> [PROBLEM DESCRIPTION] Go through the entries below and pick out every line with "услуг".
-------- SUPPLIED MATERIAL
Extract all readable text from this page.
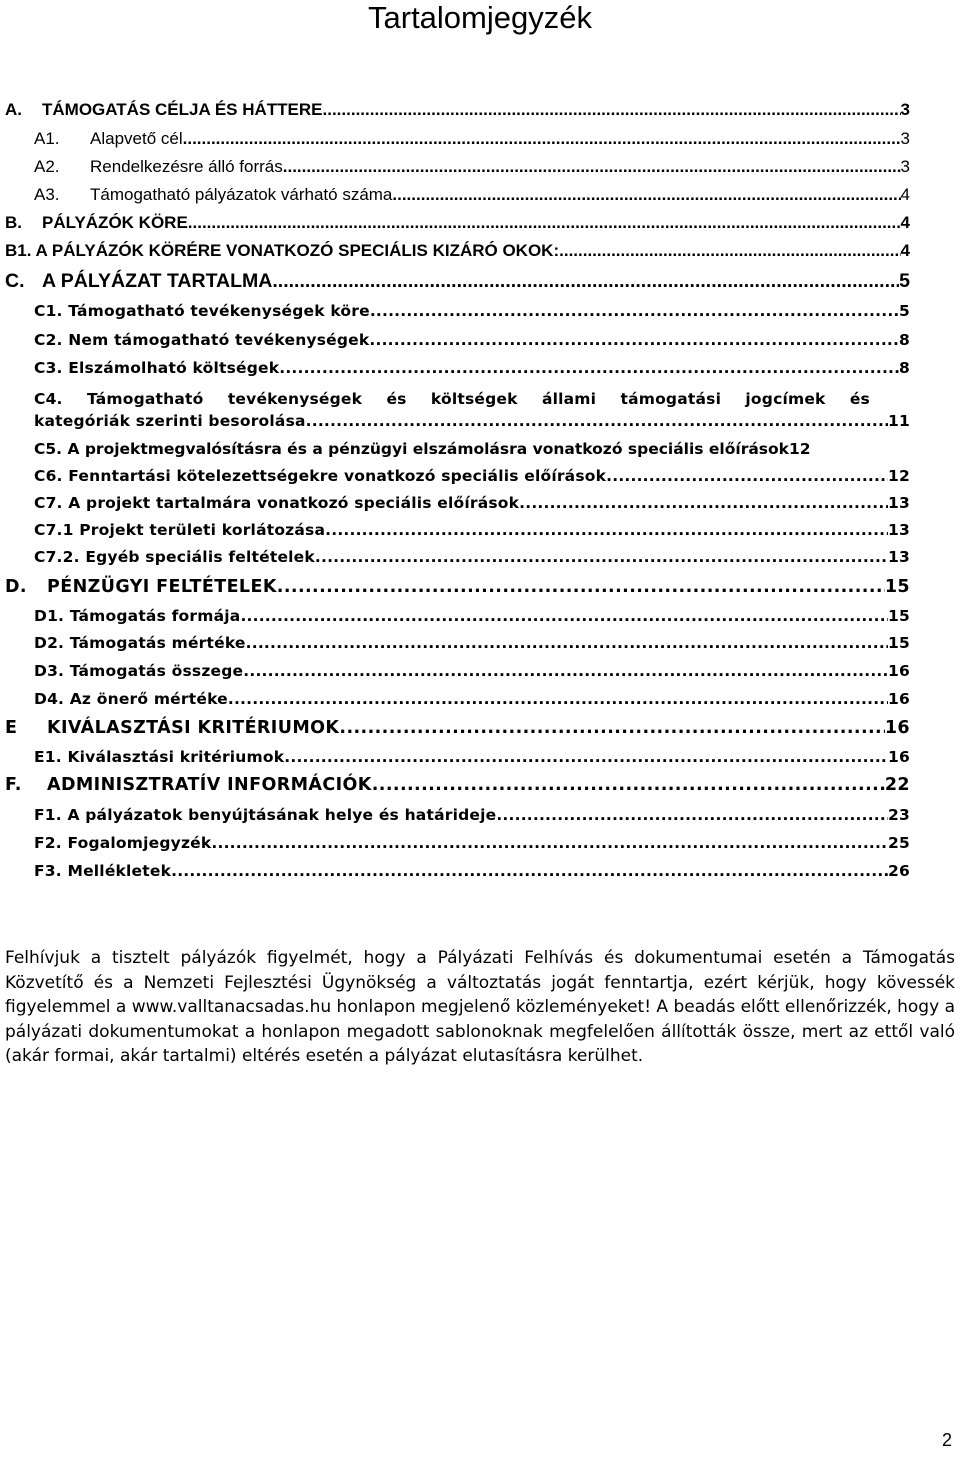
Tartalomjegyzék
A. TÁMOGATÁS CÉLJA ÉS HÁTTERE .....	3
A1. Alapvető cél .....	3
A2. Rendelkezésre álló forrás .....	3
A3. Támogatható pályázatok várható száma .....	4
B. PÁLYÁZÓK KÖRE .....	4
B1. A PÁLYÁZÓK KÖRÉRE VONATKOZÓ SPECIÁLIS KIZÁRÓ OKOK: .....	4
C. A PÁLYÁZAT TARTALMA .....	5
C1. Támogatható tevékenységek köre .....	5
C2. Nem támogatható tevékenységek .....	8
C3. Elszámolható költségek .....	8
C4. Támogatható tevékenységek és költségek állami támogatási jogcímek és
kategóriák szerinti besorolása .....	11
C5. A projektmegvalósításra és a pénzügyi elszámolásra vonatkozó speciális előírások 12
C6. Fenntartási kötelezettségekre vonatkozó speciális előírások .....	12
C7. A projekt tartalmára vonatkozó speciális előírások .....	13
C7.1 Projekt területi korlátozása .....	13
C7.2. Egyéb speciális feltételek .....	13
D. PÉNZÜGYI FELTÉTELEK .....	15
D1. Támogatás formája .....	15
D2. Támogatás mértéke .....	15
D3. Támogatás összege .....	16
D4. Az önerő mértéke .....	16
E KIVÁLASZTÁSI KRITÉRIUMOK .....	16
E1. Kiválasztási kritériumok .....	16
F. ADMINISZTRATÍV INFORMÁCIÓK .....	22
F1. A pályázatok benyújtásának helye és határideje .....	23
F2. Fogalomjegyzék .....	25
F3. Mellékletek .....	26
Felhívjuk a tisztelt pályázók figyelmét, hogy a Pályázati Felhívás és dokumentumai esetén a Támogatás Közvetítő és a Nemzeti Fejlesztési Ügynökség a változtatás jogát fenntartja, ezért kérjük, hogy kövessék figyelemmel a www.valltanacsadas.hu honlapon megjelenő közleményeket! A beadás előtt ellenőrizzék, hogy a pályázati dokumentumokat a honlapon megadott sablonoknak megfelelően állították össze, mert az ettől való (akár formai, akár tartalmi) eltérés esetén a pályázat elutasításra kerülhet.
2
----------------
-------- SUPPLIED MATERIAL
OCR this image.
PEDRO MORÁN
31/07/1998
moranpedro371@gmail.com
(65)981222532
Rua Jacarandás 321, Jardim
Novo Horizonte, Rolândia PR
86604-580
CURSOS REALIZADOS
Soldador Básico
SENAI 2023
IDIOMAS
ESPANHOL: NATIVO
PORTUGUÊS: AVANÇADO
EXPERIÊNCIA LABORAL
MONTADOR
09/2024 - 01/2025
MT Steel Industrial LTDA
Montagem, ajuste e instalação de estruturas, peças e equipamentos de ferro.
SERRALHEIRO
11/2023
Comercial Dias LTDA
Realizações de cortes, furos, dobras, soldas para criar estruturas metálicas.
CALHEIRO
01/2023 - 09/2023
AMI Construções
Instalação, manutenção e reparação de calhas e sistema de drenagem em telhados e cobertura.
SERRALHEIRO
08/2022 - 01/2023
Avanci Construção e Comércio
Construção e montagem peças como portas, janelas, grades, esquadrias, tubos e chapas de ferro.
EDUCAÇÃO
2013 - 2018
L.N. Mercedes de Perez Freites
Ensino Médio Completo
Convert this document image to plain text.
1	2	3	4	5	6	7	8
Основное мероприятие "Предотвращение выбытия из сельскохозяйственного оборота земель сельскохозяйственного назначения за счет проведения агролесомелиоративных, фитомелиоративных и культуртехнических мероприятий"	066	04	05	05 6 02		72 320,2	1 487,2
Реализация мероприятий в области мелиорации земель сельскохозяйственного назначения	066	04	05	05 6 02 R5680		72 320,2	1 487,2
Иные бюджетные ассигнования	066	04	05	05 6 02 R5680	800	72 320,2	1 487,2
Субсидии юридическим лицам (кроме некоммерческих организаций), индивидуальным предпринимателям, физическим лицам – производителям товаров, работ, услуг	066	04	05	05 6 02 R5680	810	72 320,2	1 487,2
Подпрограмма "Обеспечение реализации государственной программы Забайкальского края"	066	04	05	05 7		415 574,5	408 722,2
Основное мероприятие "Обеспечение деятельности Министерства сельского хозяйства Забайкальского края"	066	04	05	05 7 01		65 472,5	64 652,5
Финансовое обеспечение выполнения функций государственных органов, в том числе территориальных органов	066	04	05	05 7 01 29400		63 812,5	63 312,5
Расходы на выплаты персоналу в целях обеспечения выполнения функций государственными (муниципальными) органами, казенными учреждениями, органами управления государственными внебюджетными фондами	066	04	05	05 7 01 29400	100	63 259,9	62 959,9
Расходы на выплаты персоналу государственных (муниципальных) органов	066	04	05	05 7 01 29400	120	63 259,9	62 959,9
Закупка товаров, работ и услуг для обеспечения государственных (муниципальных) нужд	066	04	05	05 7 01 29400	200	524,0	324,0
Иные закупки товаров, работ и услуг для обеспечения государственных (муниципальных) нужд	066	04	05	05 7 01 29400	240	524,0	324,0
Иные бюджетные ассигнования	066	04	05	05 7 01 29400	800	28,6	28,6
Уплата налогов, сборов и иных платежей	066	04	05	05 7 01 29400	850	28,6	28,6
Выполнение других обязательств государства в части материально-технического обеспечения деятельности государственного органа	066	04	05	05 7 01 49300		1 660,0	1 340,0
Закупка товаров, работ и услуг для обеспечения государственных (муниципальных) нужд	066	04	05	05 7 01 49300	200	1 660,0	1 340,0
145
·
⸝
----------------
> [OUTPUT FOR THIS EXERCISE]
Субсидии юридическим лицам (кроме некоммерческих организаций), индивидуальным предпринимателям, физическим лицам – производителям товаров, работ, услуг	066	04	05	05 6 02 R5680	810	72 320,2	1 487,2
Закупка товаров, работ и услуг для обеспечения государственных (муниципальных) нужд	066	04	05	05 7 01 29400	200	524,0	324,0
Иные закупки товаров, работ и услуг для обеспечения государственных (муниципальных) нужд	066	04	05	05 7 01 29400	240	524,0	324,0
Закупка товаров, работ и услуг для обеспечения государственных (муниципальных) нужд	066	04	05	05 7 01 49300	200	1 660,0	1 340,0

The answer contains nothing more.